Reproduce all the material exactly, minus any pictures it holds.

++++ Data provided

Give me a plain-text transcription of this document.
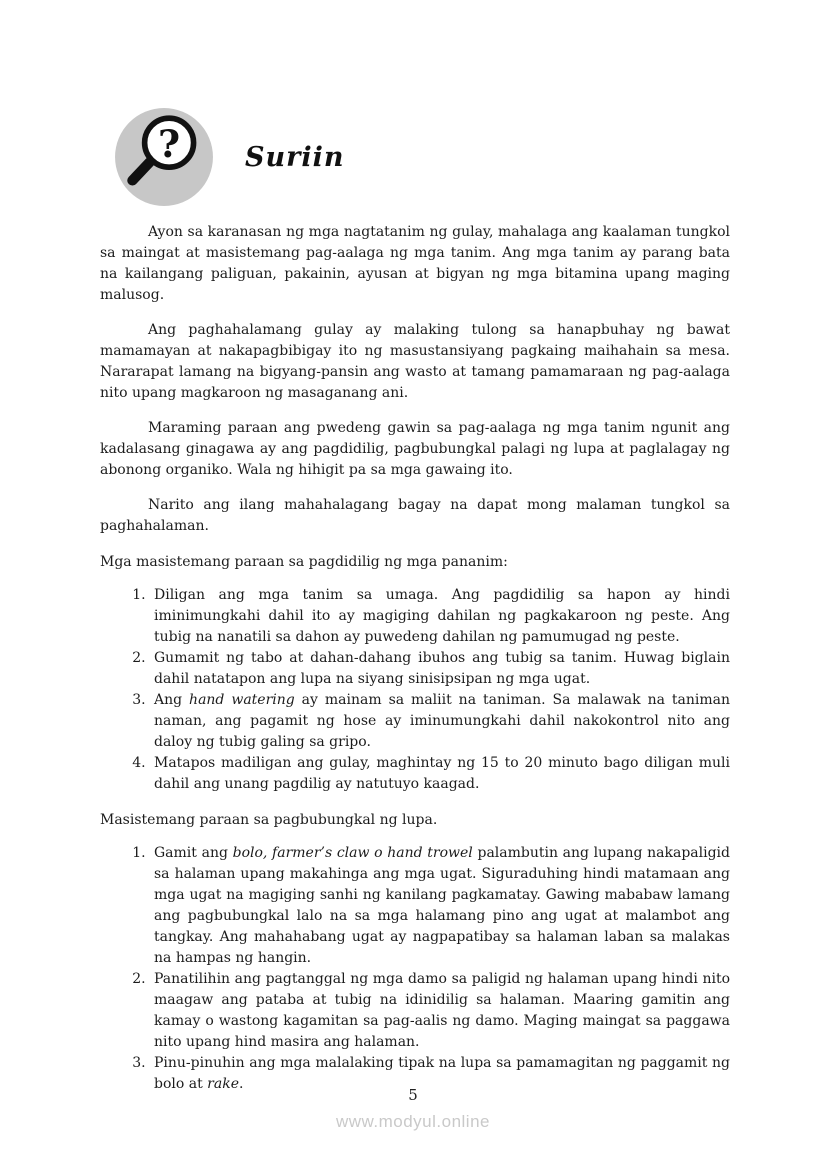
? Suriin

Ayon sa karanasan ng mga nagtatanim ng gulay, mahalaga ang kaalaman tungkol sa maingat at masistemang pag-aalaga ng mga tanim. Ang mga tanim ay parang bata na kailangang paliguan, pakainin, ayusan at bigyan ng mga bitamina upang maging malusog.

Ang paghahalamang gulay ay malaking tulong sa hanapbuhay ng bawat mamamayan at nakapagbibigay ito ng masustansiyang pagkaing maihahain sa mesa. Nararapat lamang na bigyang-pansin ang wasto at tamang pamamaraan ng pag-aalaga nito upang magkaroon ng masaganang ani.

Maraming paraan ang pwedeng gawin sa pag-aalaga ng mga tanim ngunit ang kadalasang ginagawa ay ang pagdidilig, pagbubungkal palagi ng lupa at paglalagay ng abonong organiko. Wala ng hihigit pa sa mga gawaing ito.

Narito ang ilang mahahalagang bagay na dapat mong malaman tungkol sa paghahalaman.

Mga masistemang paraan sa pagdidilig ng mga pananim:

1. Diligan ang mga tanim sa umaga. Ang pagdidilig sa hapon ay hindi iminimungkahi dahil ito ay magiging dahilan ng pagkakaroon ng peste. Ang tubig na nanatili sa dahon ay puwedeng dahilan ng pamumugad ng peste.
2. Gumamit ng tabo at dahan-dahang ibuhos ang tubig sa tanim. Huwag biglain dahil natatapon ang lupa na siyang sinisipsipan ng mga ugat.
3. Ang hand watering ay mainam sa maliit na taniman. Sa malawak na taniman naman, ang pagamit ng hose ay iminumungkahi dahil nakokontrol nito ang daloy ng tubig galing sa gripo.
4. Matapos madiligan ang gulay, maghintay ng 15 to 20 minuto bago diligan muli dahil ang unang pagdilig ay natutuyo kaagad.

Masistemang paraan sa pagbubungkal ng lupa.

1. Gamit ang bolo, farmer’s claw o hand trowel palambutin ang lupang nakapaligid sa halaman upang makahinga ang mga ugat. Siguraduhing hindi matamaan ang mga ugat na magiging sanhi ng kanilang pagkamatay. Gawing mababaw lamang ang pagbubungkal lalo na sa mga halamang pino ang ugat at malambot ang tangkay. Ang mahahabang ugat ay nagpapatibay sa halaman laban sa malakas na hampas ng hangin.
2. Panatilihin ang pagtanggal ng mga damo sa paligid ng halaman upang hindi nito maagaw ang pataba at tubig na idinidilig sa halaman. Maaring gamitin ang kamay o wastong kagamitan sa pag-aalis ng damo. Maging maingat sa paggawa nito upang hind masira ang halaman.
3. Pinu-pinuhin ang mga malalaking tipak na lupa sa pamamagitan ng paggamit ng bolo at rake.
5
www.modyul.online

++++++++

= Solution below =
Give me a plain-text transcription of this document.
? Suriin

Ayon sa karanasan ng mga nagtatanim ng gulay, mahalaga ang kaalaman tungkol sa maingat at masistemang pag-aalaga ng mga tanim. Ang mga tanim ay parang bata na kailangang paliguan, pakainin, ayusan at bigyan ng mga bitamina upang maging malusog.

Ang paghahalamang gulay ay malaking tulong sa hanapbuhay ng bawat mamamayan at nakapagbibigay ito ng masustansiyang pagkaing maihahain sa mesa. Nararapat lamang na bigyang-pansin ang wasto at tamang pamamaraan ng pag-aalaga nito upang magkaroon ng masaganang ani.

Maraming paraan ang pwedeng gawin sa pag-aalaga ng mga tanim ngunit ang kadalasang ginagawa ay ang pagdidilig, pagbubungkal palagi ng lupa at paglalagay ng abonong organiko. Wala ng hihigit pa sa mga gawaing ito.

Narito ang ilang mahahalagang bagay na dapat mong malaman tungkol sa paghahalaman.

Mga masistemang paraan sa pagdidilig ng mga pananim:

1. Diligan ang mga tanim sa umaga. Ang pagdidilig sa hapon ay hindi iminimungkahi dahil ito ay magiging dahilan ng pagkakaroon ng peste. Ang tubig na nanatili sa dahon ay puwedeng dahilan ng pamumugad ng peste.
2. Gumamit ng tabo at dahan-dahang ibuhos ang tubig sa tanim. Huwag biglain dahil natatapon ang lupa na siyang sinisipsipan ng mga ugat.
3. Ang hand watering ay mainam sa maliit na taniman. Sa malawak na taniman naman, ang pagamit ng hose ay iminumungkahi dahil nakokontrol nito ang daloy ng tubig galing sa gripo.
4. Matapos madiligan ang gulay, maghintay ng 15 to 20 minuto bago diligan muli dahil ang unang pagdilig ay natutuyo kaagad.

Masistemang paraan sa pagbubungkal ng lupa.

1. Gamit ang bolo, farmer’s claw o hand trowel palambutin ang lupang nakapaligid sa halaman upang makahinga ang mga ugat. Siguraduhing hindi matamaan ang mga ugat na magiging sanhi ng kanilang pagkamatay. Gawing mababaw lamang ang pagbubungkal lalo na sa mga halamang pino ang ugat at malambot ang tangkay. Ang mahahabang ugat ay nagpapatibay sa halaman laban sa malakas na hampas ng hangin.
2. Panatilihin ang pagtanggal ng mga damo sa paligid ng halaman upang hindi nito maagaw ang pataba at tubig na idinidilig sa halaman. Maaring gamitin ang kamay o wastong kagamitan sa pag-aalis ng damo. Maging maingat sa paggawa nito upang hind masira ang halaman.
3. Pinu-pinuhin ang mga malalaking tipak na lupa sa pamamagitan ng paggamit ng bolo at rake.
5
www.modyul.online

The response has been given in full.